Task to carry out: Copy out every line of the records below, character for character, with nothing changed.

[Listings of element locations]
********
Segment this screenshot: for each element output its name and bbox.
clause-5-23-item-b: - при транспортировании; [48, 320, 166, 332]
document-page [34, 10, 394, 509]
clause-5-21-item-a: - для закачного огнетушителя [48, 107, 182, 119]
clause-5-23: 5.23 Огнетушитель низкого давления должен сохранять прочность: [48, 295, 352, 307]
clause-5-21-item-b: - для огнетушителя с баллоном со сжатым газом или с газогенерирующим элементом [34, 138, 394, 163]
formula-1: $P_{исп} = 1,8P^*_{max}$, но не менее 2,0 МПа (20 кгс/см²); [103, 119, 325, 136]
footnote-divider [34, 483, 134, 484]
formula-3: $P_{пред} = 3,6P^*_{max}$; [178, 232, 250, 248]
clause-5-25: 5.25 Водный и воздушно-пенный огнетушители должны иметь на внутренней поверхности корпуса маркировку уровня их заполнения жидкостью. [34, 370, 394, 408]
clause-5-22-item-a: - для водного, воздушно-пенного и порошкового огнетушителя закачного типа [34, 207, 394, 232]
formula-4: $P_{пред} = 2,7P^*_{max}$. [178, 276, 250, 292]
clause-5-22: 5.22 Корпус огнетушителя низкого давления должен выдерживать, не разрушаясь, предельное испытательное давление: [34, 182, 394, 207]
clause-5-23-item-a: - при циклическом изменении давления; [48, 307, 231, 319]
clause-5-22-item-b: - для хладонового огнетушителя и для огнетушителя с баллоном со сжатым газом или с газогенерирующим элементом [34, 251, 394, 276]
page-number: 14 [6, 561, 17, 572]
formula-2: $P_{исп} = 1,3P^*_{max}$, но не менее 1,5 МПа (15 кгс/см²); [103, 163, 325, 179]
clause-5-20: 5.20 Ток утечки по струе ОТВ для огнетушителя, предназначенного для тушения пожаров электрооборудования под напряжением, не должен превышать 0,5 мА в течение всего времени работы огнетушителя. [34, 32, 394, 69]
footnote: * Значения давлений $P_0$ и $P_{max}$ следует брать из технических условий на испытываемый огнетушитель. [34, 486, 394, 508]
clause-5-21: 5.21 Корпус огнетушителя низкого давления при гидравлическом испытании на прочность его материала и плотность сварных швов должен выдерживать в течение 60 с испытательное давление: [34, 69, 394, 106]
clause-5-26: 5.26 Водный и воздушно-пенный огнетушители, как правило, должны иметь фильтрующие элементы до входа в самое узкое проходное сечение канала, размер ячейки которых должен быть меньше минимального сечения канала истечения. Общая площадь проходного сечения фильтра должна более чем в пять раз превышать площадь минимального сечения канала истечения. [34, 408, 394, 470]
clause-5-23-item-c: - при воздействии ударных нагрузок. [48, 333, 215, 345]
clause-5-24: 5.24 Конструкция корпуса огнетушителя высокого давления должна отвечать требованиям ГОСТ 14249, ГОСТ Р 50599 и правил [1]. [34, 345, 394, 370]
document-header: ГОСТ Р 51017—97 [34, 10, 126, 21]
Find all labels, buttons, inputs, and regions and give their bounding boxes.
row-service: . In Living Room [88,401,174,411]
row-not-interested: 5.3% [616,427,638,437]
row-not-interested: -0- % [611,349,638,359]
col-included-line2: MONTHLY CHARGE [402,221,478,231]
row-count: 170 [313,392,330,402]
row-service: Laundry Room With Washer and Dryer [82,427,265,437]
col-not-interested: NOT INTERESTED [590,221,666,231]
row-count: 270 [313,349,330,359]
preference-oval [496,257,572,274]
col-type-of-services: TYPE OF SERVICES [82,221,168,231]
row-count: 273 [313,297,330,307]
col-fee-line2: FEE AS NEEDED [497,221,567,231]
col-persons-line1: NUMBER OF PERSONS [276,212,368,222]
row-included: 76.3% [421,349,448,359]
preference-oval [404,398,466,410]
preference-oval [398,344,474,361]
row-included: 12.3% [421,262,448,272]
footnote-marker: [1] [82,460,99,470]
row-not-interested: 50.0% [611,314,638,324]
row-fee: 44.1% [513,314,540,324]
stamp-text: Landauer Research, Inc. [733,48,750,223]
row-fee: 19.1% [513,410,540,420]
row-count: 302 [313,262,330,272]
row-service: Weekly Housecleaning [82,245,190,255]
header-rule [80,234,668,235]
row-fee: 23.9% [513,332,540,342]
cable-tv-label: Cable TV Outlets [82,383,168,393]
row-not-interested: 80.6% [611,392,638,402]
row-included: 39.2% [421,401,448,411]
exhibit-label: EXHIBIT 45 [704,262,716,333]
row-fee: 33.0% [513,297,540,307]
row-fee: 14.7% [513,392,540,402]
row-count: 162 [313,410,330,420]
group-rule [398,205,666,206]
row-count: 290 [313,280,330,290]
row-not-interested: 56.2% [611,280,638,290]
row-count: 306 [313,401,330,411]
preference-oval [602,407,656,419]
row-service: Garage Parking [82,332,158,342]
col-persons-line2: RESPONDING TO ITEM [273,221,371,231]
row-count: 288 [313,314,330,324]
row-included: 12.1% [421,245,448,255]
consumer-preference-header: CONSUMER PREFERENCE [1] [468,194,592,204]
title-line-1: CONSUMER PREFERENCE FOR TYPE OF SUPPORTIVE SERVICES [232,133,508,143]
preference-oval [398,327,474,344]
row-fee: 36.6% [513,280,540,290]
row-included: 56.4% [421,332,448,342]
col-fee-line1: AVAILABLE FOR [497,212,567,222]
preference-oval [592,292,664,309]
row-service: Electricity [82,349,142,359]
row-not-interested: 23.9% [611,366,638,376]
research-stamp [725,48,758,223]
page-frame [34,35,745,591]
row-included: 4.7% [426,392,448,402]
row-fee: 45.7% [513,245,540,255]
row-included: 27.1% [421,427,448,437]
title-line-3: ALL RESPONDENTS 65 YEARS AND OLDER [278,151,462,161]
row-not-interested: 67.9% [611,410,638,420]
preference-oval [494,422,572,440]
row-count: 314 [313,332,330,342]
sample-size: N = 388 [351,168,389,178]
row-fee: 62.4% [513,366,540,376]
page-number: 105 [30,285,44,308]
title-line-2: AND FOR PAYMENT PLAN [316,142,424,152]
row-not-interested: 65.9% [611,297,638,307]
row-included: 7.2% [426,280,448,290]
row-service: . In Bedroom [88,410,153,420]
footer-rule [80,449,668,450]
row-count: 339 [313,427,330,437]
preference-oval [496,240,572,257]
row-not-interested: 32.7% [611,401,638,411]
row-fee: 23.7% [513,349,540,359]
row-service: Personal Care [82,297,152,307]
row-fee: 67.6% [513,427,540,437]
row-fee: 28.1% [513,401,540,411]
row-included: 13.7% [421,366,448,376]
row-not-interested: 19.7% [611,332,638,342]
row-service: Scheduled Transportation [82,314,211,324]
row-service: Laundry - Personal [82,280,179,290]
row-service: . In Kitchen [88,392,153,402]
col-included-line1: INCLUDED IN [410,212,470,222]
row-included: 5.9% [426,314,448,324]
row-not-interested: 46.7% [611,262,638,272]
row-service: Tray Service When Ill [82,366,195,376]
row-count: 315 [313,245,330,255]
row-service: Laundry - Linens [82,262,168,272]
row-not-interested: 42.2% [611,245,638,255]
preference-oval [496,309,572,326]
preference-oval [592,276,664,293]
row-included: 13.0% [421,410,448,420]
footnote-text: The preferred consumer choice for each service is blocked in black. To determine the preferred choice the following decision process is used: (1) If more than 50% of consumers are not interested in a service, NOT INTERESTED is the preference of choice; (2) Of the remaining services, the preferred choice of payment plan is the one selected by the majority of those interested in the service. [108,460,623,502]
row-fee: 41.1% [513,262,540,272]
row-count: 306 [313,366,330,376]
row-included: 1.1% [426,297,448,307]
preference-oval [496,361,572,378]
********
Solution for this exercise:
Segment this screenshot: for each element output its name and bbox.
clause-5-23-item-b: - при транспортировании; [48, 320, 166, 332]
document-page [34, 10, 394, 509]
clause-5-21-item-a: - для закачного огнетушителя [48, 107, 182, 119]
clause-5-23: 5.23 Огнетушитель низкого давления должен сохранять прочность: [48, 295, 352, 307]
clause-5-21-item-b: - для огнетушителя с баллоном со сжатым газом или с газогенерирующим элементом [34, 138, 394, 163]
formula-1: $P_{исп} = 1,8P^*_{max}$, но не менее 2,0 МПа (20 кгс/см²); [103, 119, 325, 136]
footnote-divider [34, 483, 134, 484]
formula-3: $P_{пред} = 3,6P^*_{max}$; [178, 232, 250, 248]
clause-5-25: 5.25 Водный и воздушно-пенный огнетушители должны иметь на внутренней поверхности корпуса маркировку уровня их заполнения жидкостью. [34, 370, 394, 408]
clause-5-22-item-a: - для водного, воздушно-пенного и порошкового огнетушителя закачного типа [34, 207, 394, 232]
formula-4: $P_{пред} = 2,7P^*_{max}$. [178, 276, 250, 292]
clause-5-22: 5.22 Корпус огнетушителя низкого давления должен выдерживать, не разрушаясь, предельное испытательное давление: [34, 182, 394, 207]
clause-5-23-item-a: - при циклическом изменении давления; [48, 307, 231, 319]
clause-5-22-item-b: - для хладонового огнетушителя и для огнетушителя с баллоном со сжатым газом или с газогенерирующим элементом [34, 251, 394, 276]
page-number: 14 [6, 561, 17, 572]
formula-2: $P_{исп} = 1,3P^*_{max}$, но не менее 1,5 МПа (15 кгс/см²); [103, 163, 325, 179]
clause-5-20: 5.20 Ток утечки по струе ОТВ для огнетушителя, предназначенного для тушения пожаров электрооборудования под напряжением, не должен превышать 0,5 мА в течение всего времени работы огнетушителя. [34, 32, 394, 69]
footnote: * Значения давлений $P_0$ и $P_{max}$ следует брать из технических условий на испытываемый огнетушитель. [34, 486, 394, 508]
clause-5-21: 5.21 Корпус огнетушителя низкого давления при гидравлическом испытании на прочность его материала и плотность сварных швов должен выдерживать в течение 60 с испытательное давление: [34, 69, 394, 106]
clause-5-26: 5.26 Водный и воздушно-пенный огнетушители, как правило, должны иметь фильтрующие элементы до входа в самое узкое проходное сечение канала, размер ячейки которых должен быть меньше минимального сечения канала истечения. Общая площадь проходного сечения фильтра должна более чем в пять раз превышать площадь минимального сечения канала истечения. [34, 408, 394, 470]
clause-5-23-item-c: - при воздействии ударных нагрузок. [48, 333, 215, 345]
clause-5-24: 5.24 Конструкция корпуса огнетушителя высокого давления должна отвечать требованиям ГОСТ 14249, ГОСТ Р 50599 и правил [1]. [34, 345, 394, 370]
document-header: ГОСТ Р 51017—97 [34, 10, 126, 21]
Find all labels, buttons, inputs, and regions and give their bounding boxes.
row-service: . In Living Room [88,401,174,411]
row-not-interested: 5.3% [616,427,638,437]
row-not-interested: -0- % [611,349,638,359]
col-included-line2: MONTHLY CHARGE [402,221,478,231]
row-count: 170 [313,392,330,402]
row-service: Laundry Room With Washer and Dryer [82,427,265,437]
col-not-interested: NOT INTERESTED [590,221,666,231]
row-count: 270 [313,349,330,359]
preference-oval [496,257,572,274]
col-type-of-services: TYPE OF SERVICES [82,221,168,231]
row-count: 273 [313,297,330,307]
col-fee-line2: FEE AS NEEDED [497,221,567,231]
col-persons-line1: NUMBER OF PERSONS [276,212,368,222]
row-included: 76.3% [421,349,448,359]
preference-oval [404,398,466,410]
preference-oval [398,344,474,361]
row-included: 12.3% [421,262,448,272]
footnote-marker: [1] [82,460,99,470]
row-not-interested: 50.0% [611,314,638,324]
row-fee: 44.1% [513,314,540,324]
stamp-text: Landauer Research, Inc. [733,48,750,223]
row-fee: 19.1% [513,410,540,420]
row-count: 302 [313,262,330,272]
row-service: Weekly Housecleaning [82,245,190,255]
header-rule [80,234,668,235]
row-fee: 23.9% [513,332,540,342]
cable-tv-label: Cable TV Outlets [82,383,168,393]
row-not-interested: 80.6% [611,392,638,402]
row-included: 39.2% [421,401,448,411]
exhibit-label: EXHIBIT 45 [704,262,716,333]
row-fee: 33.0% [513,297,540,307]
row-fee: 14.7% [513,392,540,402]
row-count: 162 [313,410,330,420]
group-rule [398,205,666,206]
row-count: 290 [313,280,330,290]
row-not-interested: 56.2% [611,280,638,290]
row-count: 306 [313,401,330,411]
preference-oval [602,407,656,419]
row-service: Garage Parking [82,332,158,342]
col-persons-line2: RESPONDING TO ITEM [273,221,371,231]
row-count: 288 [313,314,330,324]
row-included: 12.1% [421,245,448,255]
consumer-preference-header: CONSUMER PREFERENCE [1] [468,194,592,204]
title-line-1: CONSUMER PREFERENCE FOR TYPE OF SUPPORTIVE SERVICES [232,133,508,143]
preference-oval [398,327,474,344]
row-fee: 36.6% [513,280,540,290]
row-included: 56.4% [421,332,448,342]
col-fee-line1: AVAILABLE FOR [497,212,567,222]
preference-oval [592,292,664,309]
row-service: Electricity [82,349,142,359]
row-not-interested: 23.9% [611,366,638,376]
research-stamp [725,48,758,223]
page-frame [34,35,745,591]
row-included: 4.7% [426,392,448,402]
row-fee: 45.7% [513,245,540,255]
row-included: 27.1% [421,427,448,437]
title-line-3: ALL RESPONDENTS 65 YEARS AND OLDER [278,151,462,161]
row-not-interested: 67.9% [611,410,638,420]
preference-oval [494,422,572,440]
row-count: 314 [313,332,330,342]
sample-size: N = 388 [351,168,389,178]
row-fee: 62.4% [513,366,540,376]
page-number: 105 [30,285,44,308]
title-line-2: AND FOR PAYMENT PLAN [316,142,424,152]
row-not-interested: 65.9% [611,297,638,307]
row-included: 7.2% [426,280,448,290]
row-service: . In Bedroom [88,410,153,420]
footer-rule [80,449,668,450]
row-count: 339 [313,427,330,437]
preference-oval [496,240,572,257]
row-not-interested: 32.7% [611,401,638,411]
row-fee: 23.7% [513,349,540,359]
row-service: Personal Care [82,297,152,307]
row-fee: 67.6% [513,427,540,437]
row-fee: 28.1% [513,401,540,411]
row-included: 13.7% [421,366,448,376]
row-not-interested: 19.7% [611,332,638,342]
row-service: Scheduled Transportation [82,314,211,324]
row-service: Laundry - Personal [82,280,179,290]
row-service: . In Kitchen [88,392,153,402]
col-included-line1: INCLUDED IN [410,212,470,222]
row-included: 5.9% [426,314,448,324]
row-not-interested: 46.7% [611,262,638,272]
row-service: Tray Service When Ill [82,366,195,376]
row-count: 315 [313,245,330,255]
row-service: Laundry - Linens [82,262,168,272]
row-not-interested: 42.2% [611,245,638,255]
preference-oval [496,309,572,326]
preference-oval [592,276,664,293]
row-included: 13.0% [421,410,448,420]
footnote-text: The preferred consumer choice for each service is blocked in black. To determine the preferred choice the following decision process is used: (1) If more than 50% of consumers are not interested in a service, NOT INTERESTED is the preference of choice; (2) Of the remaining services, the preferred choice of payment plan is the one selected by the majority of those interested in the service. [108,460,623,502]
row-fee: 41.1% [513,262,540,272]
row-count: 306 [313,366,330,376]
row-included: 1.1% [426,297,448,307]
preference-oval [496,361,572,378]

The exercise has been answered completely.